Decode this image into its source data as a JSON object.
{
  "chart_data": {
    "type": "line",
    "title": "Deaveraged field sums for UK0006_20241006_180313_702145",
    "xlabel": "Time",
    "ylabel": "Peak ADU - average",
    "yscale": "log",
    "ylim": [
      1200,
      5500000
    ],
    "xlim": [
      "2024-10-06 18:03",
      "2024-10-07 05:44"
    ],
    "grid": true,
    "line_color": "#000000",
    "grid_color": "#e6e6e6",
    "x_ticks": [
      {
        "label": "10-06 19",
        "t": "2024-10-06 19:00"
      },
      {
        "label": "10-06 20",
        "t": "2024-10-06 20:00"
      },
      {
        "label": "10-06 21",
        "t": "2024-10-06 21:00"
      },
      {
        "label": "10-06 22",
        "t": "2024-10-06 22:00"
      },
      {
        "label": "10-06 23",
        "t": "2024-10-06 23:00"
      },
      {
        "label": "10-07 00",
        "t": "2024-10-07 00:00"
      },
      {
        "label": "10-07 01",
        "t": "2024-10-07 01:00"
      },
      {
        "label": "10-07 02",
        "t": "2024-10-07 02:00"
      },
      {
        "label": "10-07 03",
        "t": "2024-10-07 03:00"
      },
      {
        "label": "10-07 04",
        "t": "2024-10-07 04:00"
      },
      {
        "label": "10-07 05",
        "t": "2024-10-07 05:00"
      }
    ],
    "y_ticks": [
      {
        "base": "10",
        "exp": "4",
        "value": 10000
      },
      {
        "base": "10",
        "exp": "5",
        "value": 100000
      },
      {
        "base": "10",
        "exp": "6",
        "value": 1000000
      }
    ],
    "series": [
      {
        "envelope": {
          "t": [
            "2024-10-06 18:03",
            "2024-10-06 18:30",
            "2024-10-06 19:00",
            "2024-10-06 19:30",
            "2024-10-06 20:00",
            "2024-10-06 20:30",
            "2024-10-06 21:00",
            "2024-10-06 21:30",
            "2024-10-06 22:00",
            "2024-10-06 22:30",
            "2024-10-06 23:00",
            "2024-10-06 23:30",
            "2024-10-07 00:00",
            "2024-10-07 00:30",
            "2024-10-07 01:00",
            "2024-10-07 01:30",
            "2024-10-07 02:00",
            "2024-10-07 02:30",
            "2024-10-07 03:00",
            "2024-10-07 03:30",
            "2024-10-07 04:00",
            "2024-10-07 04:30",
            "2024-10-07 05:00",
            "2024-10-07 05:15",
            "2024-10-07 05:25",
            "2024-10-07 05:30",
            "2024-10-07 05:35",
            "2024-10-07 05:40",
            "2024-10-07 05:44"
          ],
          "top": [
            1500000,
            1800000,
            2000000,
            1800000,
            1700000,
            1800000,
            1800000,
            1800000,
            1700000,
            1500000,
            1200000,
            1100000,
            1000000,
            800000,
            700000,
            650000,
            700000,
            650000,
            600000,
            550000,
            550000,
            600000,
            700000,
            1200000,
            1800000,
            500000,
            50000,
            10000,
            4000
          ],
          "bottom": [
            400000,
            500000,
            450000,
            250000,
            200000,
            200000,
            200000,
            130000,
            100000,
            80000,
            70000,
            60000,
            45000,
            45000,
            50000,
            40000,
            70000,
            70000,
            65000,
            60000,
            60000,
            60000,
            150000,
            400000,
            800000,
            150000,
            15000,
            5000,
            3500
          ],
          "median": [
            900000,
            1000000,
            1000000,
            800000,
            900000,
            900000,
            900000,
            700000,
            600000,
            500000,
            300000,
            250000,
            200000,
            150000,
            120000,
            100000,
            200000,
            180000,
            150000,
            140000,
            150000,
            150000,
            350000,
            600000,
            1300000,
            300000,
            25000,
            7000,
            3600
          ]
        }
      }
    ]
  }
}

* Given request: Copy out each line of the data where the string "value" appears.

* Task output:
        "value": 10000
        "value": 100000
        "value": 1000000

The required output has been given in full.